Compile every line that includes the word "JSON".
[GIVEN ENTRIES start]
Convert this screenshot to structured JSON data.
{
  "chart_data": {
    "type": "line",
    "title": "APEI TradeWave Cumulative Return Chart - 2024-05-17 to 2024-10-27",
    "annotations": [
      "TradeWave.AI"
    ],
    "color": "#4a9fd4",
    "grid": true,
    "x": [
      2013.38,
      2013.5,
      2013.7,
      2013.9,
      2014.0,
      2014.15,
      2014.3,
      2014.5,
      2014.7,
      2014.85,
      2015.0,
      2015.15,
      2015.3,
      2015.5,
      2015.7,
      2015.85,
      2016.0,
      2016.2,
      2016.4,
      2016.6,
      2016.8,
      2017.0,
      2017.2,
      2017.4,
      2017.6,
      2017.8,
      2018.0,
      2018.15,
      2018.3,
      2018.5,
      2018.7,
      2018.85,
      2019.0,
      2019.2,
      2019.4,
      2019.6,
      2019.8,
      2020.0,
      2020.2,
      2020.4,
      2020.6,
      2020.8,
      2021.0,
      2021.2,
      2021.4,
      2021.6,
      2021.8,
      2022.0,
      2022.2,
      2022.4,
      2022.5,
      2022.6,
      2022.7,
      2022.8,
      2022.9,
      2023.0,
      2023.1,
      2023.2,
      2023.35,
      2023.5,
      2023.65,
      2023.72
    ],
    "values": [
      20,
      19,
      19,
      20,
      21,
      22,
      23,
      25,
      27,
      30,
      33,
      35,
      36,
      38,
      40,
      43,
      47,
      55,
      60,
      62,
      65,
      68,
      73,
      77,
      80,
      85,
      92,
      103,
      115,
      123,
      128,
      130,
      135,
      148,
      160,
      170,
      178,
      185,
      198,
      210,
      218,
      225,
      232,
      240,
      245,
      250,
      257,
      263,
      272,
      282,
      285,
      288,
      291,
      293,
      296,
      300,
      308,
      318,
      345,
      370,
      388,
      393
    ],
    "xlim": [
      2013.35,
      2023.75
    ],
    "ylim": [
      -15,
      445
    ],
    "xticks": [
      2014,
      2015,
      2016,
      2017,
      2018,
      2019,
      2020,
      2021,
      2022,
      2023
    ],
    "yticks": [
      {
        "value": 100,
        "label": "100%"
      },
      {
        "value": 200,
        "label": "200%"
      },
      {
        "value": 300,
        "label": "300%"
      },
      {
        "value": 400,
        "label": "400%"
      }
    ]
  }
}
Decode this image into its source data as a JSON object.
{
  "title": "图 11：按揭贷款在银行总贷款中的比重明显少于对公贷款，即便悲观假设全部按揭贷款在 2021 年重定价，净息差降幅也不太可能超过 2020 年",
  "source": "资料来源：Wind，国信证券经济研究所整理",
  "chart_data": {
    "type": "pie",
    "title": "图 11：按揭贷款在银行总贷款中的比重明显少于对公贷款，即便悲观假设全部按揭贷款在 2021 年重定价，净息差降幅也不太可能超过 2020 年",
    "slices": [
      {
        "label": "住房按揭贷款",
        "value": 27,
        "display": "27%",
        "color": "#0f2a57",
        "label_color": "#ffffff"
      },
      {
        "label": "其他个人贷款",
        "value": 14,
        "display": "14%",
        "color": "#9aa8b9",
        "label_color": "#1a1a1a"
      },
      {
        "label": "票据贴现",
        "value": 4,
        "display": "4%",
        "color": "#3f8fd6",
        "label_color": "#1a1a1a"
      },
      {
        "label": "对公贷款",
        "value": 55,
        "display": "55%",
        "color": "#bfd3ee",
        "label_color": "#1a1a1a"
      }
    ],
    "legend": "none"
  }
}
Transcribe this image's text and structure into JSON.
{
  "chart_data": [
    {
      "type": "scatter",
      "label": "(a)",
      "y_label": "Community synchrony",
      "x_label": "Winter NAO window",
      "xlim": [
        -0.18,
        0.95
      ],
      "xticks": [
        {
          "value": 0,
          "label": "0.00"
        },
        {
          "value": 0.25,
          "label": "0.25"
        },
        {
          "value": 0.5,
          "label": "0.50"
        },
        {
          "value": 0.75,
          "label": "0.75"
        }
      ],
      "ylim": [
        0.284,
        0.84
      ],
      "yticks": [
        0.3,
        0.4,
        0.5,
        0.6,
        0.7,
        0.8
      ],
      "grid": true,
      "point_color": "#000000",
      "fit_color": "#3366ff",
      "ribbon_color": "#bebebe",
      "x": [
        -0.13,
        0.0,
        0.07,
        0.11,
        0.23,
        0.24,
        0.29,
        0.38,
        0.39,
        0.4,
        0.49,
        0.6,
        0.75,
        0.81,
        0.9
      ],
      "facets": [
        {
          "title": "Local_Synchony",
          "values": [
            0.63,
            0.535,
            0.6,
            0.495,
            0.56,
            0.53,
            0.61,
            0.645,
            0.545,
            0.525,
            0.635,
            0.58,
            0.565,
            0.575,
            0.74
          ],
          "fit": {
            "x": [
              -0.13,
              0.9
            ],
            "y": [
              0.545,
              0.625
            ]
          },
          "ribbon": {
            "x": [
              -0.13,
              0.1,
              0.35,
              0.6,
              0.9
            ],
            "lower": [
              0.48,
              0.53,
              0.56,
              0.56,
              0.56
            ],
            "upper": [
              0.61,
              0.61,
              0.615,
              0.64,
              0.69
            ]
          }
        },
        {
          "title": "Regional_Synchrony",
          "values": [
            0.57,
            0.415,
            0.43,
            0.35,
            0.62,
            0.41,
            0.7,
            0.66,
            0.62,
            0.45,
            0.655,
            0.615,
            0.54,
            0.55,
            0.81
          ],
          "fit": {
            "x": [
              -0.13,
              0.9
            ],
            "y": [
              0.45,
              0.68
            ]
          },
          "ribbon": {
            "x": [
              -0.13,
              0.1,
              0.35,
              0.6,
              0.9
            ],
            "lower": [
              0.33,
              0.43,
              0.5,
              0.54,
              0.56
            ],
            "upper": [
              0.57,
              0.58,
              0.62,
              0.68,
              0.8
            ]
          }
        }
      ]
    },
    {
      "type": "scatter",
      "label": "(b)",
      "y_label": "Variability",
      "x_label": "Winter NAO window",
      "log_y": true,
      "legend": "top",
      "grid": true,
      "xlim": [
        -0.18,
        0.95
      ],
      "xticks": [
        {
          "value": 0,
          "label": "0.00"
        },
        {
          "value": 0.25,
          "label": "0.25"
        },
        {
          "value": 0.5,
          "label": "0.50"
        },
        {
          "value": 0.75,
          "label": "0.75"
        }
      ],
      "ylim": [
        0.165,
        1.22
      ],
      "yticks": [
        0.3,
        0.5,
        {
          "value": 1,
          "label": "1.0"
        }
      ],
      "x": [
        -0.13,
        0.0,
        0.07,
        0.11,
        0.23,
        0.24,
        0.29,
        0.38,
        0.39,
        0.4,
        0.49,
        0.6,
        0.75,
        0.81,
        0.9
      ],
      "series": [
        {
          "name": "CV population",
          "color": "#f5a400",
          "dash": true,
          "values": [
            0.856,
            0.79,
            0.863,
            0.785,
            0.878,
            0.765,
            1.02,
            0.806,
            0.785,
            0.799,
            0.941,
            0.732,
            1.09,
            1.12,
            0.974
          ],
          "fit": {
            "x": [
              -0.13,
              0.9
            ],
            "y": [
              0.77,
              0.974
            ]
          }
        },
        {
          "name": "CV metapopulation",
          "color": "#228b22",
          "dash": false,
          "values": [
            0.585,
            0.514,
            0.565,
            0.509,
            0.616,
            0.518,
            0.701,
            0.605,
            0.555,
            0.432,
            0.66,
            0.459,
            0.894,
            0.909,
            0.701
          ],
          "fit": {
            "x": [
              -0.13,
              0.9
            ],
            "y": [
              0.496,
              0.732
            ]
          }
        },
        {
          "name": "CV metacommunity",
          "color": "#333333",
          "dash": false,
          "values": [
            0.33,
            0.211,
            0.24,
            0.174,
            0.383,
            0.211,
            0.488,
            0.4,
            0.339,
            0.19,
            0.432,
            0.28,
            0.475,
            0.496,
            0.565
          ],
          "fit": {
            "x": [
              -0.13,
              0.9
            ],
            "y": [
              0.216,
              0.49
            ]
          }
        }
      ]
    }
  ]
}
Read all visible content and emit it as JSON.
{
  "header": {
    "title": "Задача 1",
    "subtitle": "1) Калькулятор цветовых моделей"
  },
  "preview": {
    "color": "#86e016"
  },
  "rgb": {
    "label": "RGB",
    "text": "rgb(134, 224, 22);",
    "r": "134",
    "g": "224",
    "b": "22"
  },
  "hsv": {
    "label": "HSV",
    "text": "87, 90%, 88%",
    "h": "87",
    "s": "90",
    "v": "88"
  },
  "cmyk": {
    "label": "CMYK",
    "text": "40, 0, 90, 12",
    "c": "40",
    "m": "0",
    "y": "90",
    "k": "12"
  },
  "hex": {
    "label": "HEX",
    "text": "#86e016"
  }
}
[GIVEN ENTRIES end]
**TASK ANSWER**.
Convert this screenshot to structured JSON data.
Decode this image into its source data as a JSON object.
Transcribe this image's text and structure into JSON.
Read all visible content and emit it as JSON.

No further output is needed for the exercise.